*Work to complete:* Pick every line with "задач" from the material below.

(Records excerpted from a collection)

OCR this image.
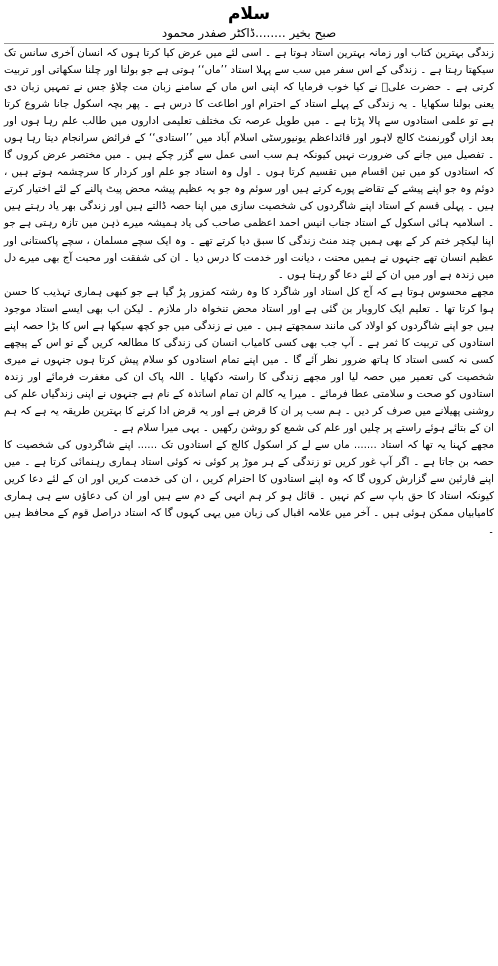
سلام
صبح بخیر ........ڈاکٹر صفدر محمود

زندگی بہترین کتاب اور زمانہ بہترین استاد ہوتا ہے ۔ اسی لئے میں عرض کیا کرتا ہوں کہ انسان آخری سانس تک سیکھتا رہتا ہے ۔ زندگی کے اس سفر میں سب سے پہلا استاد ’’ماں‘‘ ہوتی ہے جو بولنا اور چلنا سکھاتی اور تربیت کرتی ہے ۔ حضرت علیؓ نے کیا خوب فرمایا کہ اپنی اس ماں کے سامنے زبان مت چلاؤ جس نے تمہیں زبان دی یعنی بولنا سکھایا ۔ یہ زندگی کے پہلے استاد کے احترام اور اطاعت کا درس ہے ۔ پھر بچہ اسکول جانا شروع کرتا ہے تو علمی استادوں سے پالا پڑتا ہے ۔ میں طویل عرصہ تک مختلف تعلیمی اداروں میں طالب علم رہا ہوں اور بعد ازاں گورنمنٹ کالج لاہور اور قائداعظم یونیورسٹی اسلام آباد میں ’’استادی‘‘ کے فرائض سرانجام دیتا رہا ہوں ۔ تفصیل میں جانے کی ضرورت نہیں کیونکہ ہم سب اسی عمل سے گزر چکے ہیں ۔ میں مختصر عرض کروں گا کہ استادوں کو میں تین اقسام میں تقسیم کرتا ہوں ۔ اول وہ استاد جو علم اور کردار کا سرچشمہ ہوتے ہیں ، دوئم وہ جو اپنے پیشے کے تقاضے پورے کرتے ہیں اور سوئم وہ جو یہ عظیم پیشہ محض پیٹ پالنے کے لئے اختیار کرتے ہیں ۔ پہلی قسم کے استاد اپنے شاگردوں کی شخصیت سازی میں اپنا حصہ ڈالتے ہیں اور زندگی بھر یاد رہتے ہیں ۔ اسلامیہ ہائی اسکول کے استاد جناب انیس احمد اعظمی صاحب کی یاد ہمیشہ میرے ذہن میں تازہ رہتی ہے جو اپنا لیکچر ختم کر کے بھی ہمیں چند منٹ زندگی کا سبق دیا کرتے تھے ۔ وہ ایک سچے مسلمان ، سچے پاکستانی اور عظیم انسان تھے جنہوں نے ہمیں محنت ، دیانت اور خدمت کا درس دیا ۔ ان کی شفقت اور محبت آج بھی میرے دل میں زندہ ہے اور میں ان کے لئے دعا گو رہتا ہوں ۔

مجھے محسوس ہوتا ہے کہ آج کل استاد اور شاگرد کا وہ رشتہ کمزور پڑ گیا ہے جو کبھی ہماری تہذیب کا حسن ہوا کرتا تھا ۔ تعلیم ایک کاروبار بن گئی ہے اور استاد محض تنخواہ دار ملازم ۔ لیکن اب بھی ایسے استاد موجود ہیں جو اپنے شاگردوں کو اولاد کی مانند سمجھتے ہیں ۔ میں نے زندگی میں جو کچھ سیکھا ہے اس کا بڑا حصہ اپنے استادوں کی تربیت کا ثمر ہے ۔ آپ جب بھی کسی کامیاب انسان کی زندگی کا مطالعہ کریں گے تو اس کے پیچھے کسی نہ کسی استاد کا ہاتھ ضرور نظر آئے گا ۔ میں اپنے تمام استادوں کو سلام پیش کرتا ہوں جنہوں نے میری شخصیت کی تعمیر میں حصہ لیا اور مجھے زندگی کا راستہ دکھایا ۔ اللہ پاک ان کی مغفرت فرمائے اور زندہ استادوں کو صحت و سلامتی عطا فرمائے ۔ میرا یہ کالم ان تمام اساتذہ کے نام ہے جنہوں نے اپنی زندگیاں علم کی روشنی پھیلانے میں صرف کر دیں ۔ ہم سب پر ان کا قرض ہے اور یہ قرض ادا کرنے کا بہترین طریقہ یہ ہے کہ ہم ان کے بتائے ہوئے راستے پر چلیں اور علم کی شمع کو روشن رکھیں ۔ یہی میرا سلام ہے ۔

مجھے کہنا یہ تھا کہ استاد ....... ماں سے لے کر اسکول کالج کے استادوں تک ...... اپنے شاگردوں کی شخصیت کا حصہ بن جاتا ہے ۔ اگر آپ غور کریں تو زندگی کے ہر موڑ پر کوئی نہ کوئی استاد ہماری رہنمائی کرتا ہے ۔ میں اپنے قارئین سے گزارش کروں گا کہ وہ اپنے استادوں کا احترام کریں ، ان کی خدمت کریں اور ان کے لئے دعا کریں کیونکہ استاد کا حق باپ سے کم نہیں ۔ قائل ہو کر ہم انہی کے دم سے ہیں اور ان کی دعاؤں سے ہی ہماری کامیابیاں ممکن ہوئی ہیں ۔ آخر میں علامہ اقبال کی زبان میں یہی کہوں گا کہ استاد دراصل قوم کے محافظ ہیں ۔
--
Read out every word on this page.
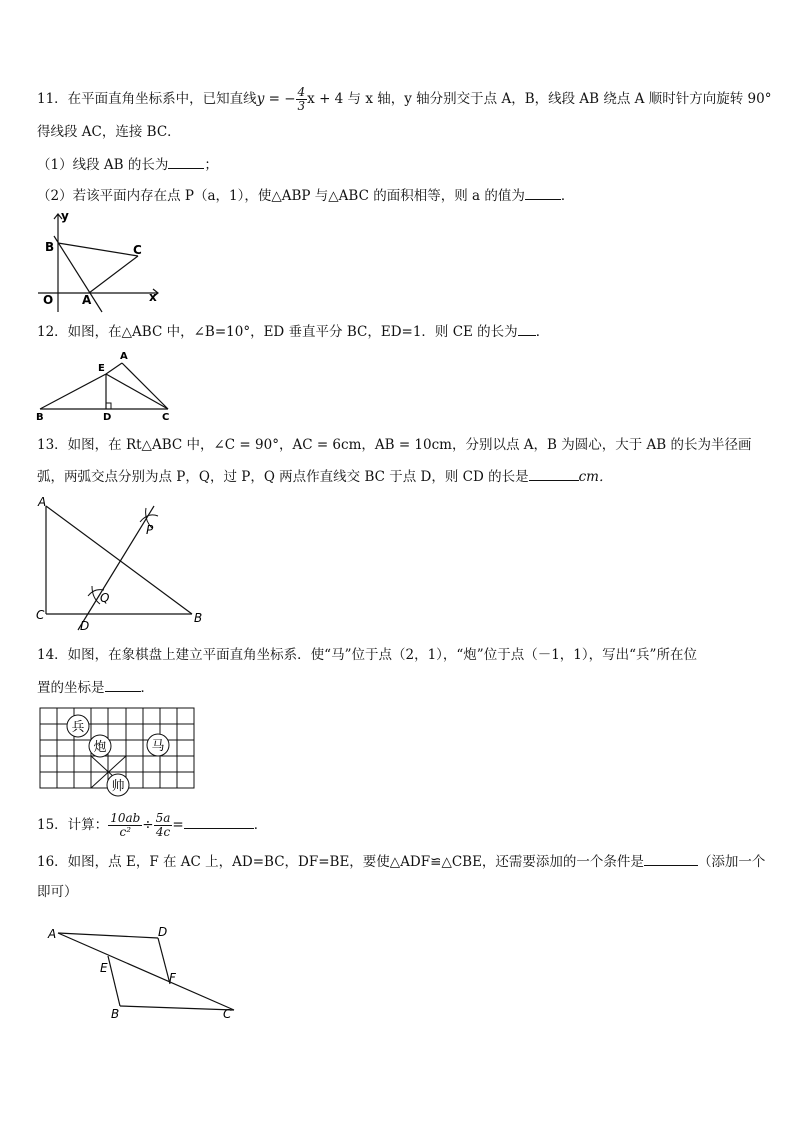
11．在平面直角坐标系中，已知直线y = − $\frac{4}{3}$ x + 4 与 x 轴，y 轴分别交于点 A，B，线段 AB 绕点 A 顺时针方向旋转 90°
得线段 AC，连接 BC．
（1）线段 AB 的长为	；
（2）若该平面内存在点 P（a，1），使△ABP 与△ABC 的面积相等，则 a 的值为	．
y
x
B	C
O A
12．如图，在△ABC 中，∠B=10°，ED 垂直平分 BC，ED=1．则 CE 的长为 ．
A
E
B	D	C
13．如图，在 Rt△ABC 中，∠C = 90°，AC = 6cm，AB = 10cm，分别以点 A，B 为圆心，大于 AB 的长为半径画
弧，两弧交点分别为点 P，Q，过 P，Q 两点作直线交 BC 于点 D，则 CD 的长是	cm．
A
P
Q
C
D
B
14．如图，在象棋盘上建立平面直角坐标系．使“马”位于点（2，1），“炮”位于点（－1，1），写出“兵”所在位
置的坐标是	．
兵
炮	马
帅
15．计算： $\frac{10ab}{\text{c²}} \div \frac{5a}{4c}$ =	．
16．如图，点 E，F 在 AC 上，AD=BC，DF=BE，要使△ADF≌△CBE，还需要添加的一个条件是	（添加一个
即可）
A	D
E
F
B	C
* * *
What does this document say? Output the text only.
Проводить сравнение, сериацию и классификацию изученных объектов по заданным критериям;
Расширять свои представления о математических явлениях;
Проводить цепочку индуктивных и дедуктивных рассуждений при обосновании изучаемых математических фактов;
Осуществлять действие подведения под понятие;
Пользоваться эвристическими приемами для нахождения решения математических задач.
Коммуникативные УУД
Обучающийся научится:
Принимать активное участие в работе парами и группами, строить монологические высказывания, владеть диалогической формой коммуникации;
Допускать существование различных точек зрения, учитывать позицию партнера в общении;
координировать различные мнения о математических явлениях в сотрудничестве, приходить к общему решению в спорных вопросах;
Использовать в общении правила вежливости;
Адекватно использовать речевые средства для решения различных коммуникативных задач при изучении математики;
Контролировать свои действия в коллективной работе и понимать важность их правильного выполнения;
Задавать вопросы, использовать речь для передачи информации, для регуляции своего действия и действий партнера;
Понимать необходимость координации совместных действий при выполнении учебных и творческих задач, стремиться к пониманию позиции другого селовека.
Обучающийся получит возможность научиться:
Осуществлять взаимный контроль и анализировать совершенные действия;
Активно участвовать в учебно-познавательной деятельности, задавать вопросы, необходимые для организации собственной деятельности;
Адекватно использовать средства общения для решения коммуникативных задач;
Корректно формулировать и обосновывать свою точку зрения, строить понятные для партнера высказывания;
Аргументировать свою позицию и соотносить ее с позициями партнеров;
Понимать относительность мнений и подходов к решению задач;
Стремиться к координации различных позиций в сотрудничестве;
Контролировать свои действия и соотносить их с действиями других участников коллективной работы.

*Task answer:*
Пользоваться эвристическими приемами для нахождения решения математических задач.
Адекватно использовать речевые средства для решения различных коммуникативных задач при изучении математики;
Понимать необходимость координации совместных действий при выполнении учебных и творческих задач, стремиться к пониманию позиции другого селовека.
Адекватно использовать средства общения для решения коммуникативных задач;
Понимать относительность мнений и подходов к решению задач;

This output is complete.